TASK BRIEF: Check each line of the material below, and copy it if it holds the string "value".
┌─ INFORMATION SUPPLIED
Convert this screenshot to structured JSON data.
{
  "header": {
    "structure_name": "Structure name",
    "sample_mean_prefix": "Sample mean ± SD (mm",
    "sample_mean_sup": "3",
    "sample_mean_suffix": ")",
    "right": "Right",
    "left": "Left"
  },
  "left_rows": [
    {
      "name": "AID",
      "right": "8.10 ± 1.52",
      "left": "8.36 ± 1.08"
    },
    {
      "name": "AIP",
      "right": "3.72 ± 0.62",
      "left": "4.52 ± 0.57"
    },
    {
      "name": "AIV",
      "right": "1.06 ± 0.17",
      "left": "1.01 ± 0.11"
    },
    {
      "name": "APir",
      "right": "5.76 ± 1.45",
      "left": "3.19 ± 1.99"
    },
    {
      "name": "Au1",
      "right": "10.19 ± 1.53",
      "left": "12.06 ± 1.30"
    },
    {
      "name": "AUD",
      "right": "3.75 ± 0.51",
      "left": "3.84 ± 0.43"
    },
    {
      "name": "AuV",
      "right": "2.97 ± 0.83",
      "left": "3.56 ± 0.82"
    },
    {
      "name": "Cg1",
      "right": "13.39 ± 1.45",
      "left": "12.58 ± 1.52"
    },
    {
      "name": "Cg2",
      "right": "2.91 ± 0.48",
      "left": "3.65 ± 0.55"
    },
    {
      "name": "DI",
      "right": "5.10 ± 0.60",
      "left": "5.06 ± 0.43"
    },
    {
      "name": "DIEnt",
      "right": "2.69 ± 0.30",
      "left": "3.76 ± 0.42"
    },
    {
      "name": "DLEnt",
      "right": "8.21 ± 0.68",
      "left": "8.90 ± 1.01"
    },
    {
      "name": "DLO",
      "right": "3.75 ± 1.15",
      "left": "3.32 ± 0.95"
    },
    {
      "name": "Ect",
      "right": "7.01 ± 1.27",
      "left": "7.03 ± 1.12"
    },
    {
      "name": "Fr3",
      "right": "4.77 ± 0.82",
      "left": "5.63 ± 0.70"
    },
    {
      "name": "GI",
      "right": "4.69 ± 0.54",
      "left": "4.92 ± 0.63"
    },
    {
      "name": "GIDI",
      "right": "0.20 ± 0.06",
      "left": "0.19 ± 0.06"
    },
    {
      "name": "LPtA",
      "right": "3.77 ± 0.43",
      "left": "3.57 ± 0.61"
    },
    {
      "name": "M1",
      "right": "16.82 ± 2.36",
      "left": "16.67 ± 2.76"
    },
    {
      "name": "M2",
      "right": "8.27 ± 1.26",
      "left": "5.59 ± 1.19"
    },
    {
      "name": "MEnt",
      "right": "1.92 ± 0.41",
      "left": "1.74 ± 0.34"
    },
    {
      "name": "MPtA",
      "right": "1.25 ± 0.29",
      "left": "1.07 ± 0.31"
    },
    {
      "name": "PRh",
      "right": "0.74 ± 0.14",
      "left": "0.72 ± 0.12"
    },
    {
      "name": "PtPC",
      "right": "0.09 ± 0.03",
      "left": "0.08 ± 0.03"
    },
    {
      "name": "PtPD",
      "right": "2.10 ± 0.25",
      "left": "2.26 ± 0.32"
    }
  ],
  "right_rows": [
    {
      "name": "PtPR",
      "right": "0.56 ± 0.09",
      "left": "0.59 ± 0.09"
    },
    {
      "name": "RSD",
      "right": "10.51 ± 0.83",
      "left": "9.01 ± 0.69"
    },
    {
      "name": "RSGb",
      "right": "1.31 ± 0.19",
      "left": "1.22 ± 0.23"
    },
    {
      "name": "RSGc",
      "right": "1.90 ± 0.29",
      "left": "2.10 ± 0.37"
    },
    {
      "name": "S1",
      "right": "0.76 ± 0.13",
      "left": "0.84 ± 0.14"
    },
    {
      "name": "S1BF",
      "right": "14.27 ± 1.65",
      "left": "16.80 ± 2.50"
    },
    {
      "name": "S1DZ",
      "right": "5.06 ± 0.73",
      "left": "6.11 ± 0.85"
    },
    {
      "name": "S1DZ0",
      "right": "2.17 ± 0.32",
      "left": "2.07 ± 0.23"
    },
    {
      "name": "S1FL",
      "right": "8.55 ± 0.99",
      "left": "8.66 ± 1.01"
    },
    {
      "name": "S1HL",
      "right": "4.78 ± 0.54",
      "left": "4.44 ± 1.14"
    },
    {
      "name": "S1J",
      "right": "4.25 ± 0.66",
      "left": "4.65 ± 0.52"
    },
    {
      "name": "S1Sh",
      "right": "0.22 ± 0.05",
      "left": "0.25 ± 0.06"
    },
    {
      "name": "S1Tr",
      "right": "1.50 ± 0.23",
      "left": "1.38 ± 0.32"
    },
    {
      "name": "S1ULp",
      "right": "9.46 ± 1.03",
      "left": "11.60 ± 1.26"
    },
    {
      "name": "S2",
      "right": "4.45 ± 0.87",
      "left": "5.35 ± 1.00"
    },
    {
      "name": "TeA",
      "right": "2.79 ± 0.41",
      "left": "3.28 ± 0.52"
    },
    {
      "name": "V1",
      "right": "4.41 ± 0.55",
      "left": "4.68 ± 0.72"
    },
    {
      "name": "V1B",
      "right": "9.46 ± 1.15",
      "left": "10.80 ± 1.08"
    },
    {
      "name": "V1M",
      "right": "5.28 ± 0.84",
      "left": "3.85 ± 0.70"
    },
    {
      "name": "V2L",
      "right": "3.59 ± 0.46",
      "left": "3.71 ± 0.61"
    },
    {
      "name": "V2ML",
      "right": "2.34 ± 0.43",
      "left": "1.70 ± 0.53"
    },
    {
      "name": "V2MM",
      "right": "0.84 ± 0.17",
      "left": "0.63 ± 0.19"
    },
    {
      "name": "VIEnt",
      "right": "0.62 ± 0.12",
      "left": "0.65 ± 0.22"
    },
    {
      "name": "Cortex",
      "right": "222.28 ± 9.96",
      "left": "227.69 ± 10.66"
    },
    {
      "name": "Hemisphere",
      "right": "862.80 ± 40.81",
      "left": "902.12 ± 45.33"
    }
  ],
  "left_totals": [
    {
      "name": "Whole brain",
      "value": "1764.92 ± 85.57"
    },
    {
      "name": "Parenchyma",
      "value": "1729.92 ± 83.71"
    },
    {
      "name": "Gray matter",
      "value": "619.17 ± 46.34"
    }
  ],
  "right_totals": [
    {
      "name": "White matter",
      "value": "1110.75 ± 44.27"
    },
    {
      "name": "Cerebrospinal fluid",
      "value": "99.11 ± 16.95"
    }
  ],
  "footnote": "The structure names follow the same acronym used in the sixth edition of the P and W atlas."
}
└─
CORRECT RESULT:
      "value": "1764.92 ± 85.57"
      "value": "1729.92 ± 83.71"
      "value": "619.17 ± 46.34"
      "value": "1110.75 ± 44.27"
      "value": "99.11 ± 16.95"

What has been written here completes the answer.